Beatriz, como reza el medallón que está en el lienzo, era hija de Sauri Túpac y Cusi Huarcay y por lo tanto princesa incaica. Es por eso que el cuadro aparece elegantemente ataviada con un traje blanco sobre el que resalta una franja de coloridos tocapus, esos diseños geométricos que en este caso simbolizan su sangre real. ¿Cuáles fueron las circunstancias de su matrimonio con el sobrino del fundador de la poderosa orden de los jesuitas?, ¿Porqué los jesuitas mandaron a pintar no uno sino varios lienzos que rememoran este enlace entre la realeza incaica y la española?.
Dirijamos la mirada al grupo que esta en segundo plano y recordemos que Túpac Amaru, el último de los hijos de Manco Inca se mantenía en rebeldía contra los españoles, fue capturado en 1572 en Vilcabamba por una expedición organizada por el virrey Francisco de Toledo. Fue justamente el capitán Martín Garcia de Loyola quien se cubrió de gloria y cobró la recompensa por la captura del joven inca. El sobrino de San Ignacio tuvo la soberbia de ingresar al Cusco llevando a su prisionero con una cadena de oro al cuello. Al joven inca, por lo demás, le quedaba poco tiempo de vida pues, tras ser juzgado y convertido al cristianismo, fue decapitado en la plaza principal de Cusco.

## Datos sin procesar
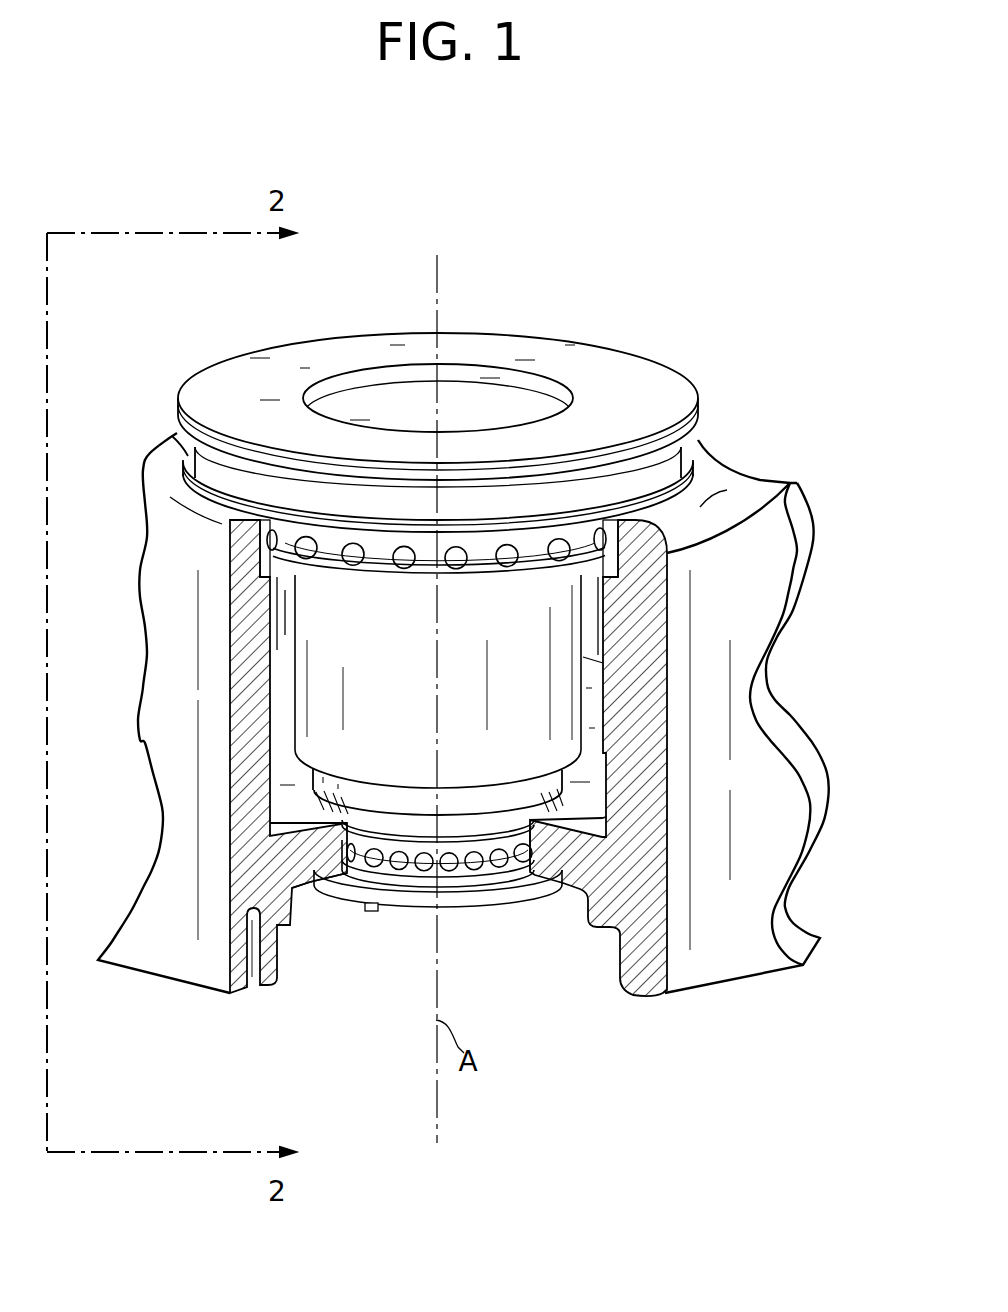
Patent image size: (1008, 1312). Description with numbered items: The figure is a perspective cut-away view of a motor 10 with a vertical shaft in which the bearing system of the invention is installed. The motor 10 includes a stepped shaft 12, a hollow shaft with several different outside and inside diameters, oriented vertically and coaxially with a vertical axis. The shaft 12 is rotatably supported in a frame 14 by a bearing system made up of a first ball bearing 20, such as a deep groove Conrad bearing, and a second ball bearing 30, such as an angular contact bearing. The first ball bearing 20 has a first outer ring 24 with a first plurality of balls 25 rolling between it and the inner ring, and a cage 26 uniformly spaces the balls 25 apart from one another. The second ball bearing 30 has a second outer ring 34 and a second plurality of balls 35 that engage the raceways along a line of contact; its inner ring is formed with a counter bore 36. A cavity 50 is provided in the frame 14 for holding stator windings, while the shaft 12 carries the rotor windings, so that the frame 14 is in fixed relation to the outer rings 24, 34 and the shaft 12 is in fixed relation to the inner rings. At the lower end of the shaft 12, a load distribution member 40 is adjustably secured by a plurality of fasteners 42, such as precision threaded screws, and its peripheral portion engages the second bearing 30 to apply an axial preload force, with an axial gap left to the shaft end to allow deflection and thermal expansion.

The motor 10 is at (726, 284).
The stepped shaft 12 is at (623, 387).
The frame 14 is at (176, 605).
The first ball bearing 20 is at (545, 583).
The first outer ring 24 is at (612, 550).
The first plurality of balls 25 is at (353, 548).
The cage 26 is at (428, 550).
The second ball bearing 30 is at (495, 893).
The second outer ring 34 is at (307, 880).
The second plurality of balls 35 is at (395, 868).
The counter bore 36 is at (412, 875).
The load distribution member 40 is at (538, 888).
The fasteners 42 is at (373, 910).
The cavity 50 is at (278, 606).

## Desafío A
Según el fragmento, ¿en qué año y en qué lugar fue capturado Túpac Amaru?
## Desafío B
Copia del fragmento el pasaje que comienza en "Dirijamos la mirada" y termina después de "principal de Cusco.".

## Respuesta esperada A
En 1572, en Vilcabamba.

## Respuesta esperada B
Dirijamos la mirada al grupo que esta en segundo plano y recordemos que Túpac Amaru, el último de los hijos de Manco Inca se mantenía en rebeldía contra los españoles, fue capturado en 1572 en Vilcabamba por una expedición organizada por el virrey Francisco de Toledo. Fue justamente el capitán Martín Garcia de Loyola quien se cubrió de gloria y cobró la recompensa por la captura del joven inca. El sobrino de San Ignacio tuvo la soberbia de ingresar al Cusco llevando a su prisionero con una cadena de oro al cuello. Al joven inca, por lo demás, le quedaba poco tiempo de vida pues, tras ser juzgado y convertido al cristianismo, fue decapitado en la plaza principal de Cusco.